--- start PROVIDED DATA ---

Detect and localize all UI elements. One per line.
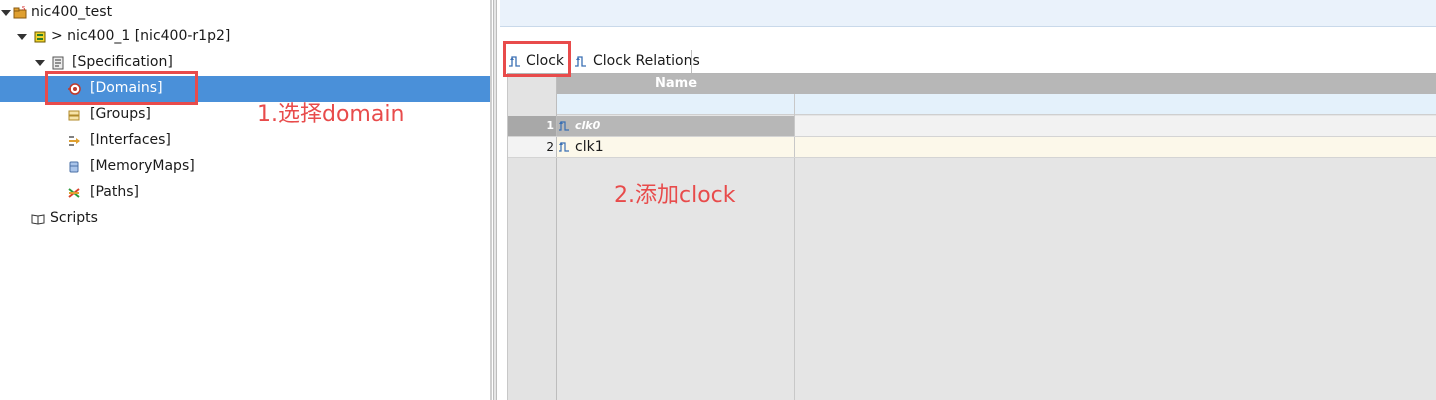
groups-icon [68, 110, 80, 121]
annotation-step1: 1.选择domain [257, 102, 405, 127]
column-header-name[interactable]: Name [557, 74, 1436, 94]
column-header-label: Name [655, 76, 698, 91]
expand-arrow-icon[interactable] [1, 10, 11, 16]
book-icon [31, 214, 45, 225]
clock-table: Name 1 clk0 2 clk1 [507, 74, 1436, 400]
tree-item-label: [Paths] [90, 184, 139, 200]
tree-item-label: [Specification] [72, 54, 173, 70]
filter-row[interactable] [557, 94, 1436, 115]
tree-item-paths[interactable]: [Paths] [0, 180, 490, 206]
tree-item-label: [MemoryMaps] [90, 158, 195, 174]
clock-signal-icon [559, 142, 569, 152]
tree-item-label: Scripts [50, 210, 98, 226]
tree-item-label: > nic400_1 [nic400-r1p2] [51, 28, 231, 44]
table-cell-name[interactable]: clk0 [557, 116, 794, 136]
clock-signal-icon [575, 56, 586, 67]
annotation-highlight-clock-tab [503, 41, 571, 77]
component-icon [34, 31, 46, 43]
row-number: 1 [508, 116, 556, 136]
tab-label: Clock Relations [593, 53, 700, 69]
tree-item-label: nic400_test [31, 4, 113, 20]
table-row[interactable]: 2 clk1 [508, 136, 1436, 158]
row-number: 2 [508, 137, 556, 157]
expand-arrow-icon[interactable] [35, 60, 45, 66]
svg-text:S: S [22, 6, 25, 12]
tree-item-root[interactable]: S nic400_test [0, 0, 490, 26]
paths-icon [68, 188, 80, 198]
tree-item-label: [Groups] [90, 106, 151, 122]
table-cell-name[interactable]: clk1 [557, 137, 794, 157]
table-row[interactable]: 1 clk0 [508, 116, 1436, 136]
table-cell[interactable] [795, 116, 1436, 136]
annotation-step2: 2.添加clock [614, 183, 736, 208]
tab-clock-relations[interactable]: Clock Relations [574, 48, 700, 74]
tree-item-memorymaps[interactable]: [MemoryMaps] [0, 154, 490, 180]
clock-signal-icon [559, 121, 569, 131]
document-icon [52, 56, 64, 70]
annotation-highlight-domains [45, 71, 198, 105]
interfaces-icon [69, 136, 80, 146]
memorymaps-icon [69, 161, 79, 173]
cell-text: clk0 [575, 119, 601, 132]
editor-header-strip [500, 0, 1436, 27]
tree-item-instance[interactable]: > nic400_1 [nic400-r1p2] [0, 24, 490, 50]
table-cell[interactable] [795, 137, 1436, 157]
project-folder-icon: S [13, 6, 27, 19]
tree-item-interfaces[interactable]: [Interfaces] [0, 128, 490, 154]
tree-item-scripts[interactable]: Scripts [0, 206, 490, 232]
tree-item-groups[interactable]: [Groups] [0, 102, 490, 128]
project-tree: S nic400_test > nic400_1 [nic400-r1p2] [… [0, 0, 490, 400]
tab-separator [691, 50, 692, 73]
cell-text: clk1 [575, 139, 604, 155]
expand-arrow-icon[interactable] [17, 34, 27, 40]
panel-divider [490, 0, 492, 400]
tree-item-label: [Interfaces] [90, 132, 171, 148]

--- end PROVIDED DATA ---
--- start PROVIDED DATA ---

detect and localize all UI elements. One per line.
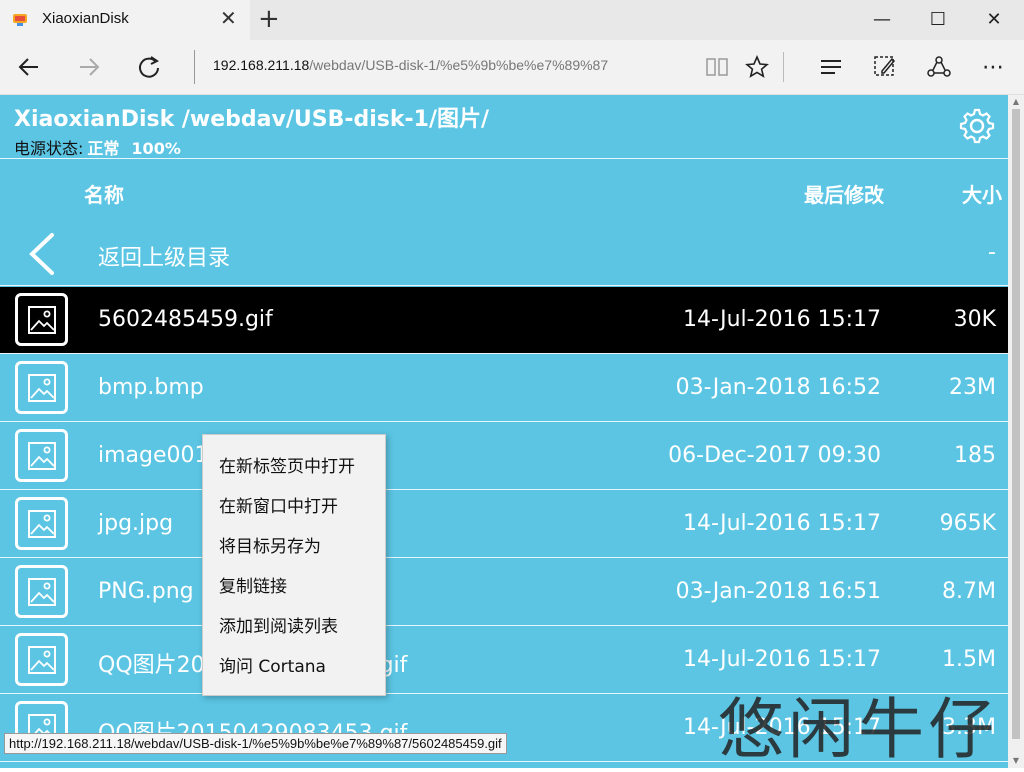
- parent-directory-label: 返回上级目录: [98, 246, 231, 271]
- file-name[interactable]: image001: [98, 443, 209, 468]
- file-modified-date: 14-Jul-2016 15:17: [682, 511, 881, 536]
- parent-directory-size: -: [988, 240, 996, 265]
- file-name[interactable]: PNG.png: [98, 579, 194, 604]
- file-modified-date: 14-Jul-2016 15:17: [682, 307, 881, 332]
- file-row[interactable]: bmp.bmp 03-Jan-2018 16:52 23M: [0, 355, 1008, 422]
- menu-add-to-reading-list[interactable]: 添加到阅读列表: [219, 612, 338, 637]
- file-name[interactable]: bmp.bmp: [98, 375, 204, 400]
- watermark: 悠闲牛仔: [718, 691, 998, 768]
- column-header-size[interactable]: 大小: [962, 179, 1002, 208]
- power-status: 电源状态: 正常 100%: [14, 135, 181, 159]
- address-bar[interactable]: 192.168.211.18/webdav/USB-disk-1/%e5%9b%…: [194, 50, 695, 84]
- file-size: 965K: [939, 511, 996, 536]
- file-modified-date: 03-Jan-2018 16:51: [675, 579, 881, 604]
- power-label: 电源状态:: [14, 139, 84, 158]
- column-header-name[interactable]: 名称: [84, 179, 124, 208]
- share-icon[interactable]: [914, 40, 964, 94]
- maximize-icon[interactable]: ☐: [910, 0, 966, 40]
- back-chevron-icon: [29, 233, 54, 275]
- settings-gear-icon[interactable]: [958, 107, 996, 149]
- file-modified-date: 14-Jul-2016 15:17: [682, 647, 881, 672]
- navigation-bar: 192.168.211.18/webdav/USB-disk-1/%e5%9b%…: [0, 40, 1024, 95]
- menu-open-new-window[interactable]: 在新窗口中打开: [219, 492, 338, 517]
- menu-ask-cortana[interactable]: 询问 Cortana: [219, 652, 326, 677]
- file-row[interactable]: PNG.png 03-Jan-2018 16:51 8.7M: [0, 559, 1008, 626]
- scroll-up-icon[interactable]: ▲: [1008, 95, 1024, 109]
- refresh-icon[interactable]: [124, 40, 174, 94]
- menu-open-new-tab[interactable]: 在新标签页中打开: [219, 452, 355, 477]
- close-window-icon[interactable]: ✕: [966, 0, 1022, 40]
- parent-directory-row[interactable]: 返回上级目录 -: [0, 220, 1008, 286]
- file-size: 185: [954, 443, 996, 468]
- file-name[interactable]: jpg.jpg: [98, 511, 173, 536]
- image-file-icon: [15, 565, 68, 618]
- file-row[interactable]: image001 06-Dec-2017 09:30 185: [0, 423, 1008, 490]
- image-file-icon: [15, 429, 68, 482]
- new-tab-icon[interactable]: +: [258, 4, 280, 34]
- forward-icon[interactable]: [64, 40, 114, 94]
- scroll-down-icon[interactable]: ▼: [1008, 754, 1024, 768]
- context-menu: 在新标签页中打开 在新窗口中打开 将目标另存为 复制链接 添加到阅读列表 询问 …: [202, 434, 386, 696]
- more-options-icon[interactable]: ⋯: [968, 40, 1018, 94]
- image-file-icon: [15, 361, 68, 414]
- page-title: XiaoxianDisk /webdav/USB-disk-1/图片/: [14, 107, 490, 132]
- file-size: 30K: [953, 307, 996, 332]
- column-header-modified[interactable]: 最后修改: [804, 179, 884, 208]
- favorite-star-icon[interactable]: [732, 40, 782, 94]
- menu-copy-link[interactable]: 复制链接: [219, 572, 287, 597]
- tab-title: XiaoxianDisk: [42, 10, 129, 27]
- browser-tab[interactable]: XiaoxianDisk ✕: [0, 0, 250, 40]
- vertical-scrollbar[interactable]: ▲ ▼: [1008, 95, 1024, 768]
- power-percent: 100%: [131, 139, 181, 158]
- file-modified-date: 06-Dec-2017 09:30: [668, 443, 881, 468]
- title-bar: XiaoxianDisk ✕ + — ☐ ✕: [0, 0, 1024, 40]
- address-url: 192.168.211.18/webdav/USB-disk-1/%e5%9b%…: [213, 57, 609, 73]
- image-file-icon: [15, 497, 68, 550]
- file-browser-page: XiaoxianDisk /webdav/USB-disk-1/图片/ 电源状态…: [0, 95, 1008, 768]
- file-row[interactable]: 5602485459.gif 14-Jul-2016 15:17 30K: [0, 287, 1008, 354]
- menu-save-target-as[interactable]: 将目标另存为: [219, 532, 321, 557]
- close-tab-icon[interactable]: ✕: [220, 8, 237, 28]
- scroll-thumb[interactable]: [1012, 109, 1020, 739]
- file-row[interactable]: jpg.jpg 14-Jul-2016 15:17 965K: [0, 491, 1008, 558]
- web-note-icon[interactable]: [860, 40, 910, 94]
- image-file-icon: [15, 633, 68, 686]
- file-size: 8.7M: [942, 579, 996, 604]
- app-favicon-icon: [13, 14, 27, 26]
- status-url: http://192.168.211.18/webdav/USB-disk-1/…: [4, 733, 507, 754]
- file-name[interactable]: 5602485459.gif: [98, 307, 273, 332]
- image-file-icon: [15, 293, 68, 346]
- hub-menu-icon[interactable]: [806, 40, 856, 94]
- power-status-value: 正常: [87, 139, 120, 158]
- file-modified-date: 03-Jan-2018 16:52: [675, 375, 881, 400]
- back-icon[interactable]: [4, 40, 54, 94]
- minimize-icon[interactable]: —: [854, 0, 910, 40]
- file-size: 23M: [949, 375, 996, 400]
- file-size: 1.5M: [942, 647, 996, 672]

--- end PROVIDED DATA ---
--- start PROVIDED DATA ---

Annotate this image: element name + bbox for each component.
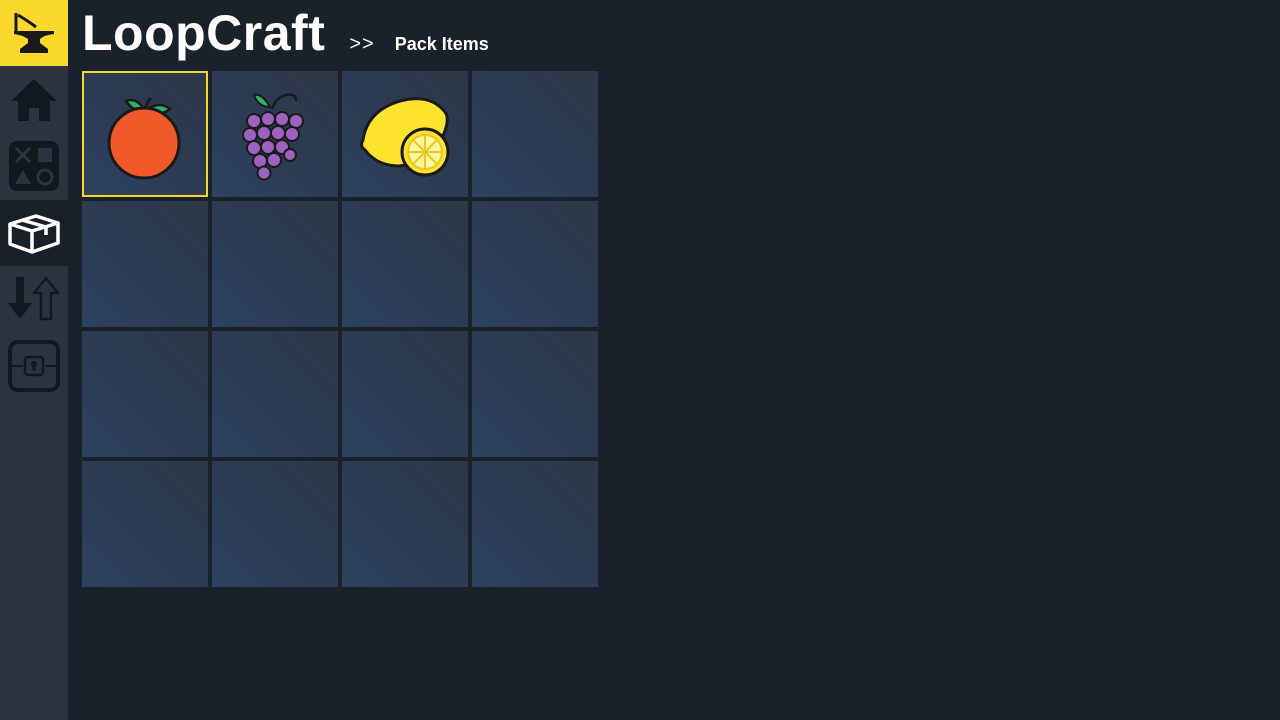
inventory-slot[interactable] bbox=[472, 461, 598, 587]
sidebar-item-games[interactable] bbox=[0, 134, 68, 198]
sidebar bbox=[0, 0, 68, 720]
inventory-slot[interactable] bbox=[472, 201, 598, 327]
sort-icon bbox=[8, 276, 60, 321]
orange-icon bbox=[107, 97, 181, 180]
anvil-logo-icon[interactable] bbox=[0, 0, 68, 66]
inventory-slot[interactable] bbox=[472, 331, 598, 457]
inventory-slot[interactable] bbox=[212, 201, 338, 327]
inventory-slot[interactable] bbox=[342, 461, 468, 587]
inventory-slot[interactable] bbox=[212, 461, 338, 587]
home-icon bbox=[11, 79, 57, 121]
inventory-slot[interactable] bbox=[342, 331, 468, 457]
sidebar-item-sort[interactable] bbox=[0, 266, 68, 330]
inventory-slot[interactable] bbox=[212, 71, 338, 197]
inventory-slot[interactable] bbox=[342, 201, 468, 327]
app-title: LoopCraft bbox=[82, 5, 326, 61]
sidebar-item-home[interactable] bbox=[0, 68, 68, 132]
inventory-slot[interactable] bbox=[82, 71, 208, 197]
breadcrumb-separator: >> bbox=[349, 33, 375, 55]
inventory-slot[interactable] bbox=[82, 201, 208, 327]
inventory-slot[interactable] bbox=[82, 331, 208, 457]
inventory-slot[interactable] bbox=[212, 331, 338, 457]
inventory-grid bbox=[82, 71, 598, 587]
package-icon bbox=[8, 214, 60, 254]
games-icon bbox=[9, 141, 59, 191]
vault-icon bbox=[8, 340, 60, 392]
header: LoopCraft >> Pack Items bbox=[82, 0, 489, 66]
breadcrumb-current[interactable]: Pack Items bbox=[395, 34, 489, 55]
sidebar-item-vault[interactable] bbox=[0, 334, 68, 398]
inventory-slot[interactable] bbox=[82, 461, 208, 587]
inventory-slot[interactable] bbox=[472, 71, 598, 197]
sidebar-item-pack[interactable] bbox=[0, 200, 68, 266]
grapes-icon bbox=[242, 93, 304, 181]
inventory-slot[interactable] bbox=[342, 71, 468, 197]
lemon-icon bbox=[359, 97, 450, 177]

--- end PROVIDED DATA ---

(WHAT IS BEING ASKED): Please return every line from the items above that contains the string "将目标另存为", copied unchanged.

(COMPLETE ANSWER):
- context-menu: 在新标签页中打开 在新窗口中打开 将目标另存为 复制链接 添加到阅读列表 询问 …: [202, 434, 386, 696]
- menu-save-target-as[interactable]: 将目标另存为: [219, 532, 321, 557]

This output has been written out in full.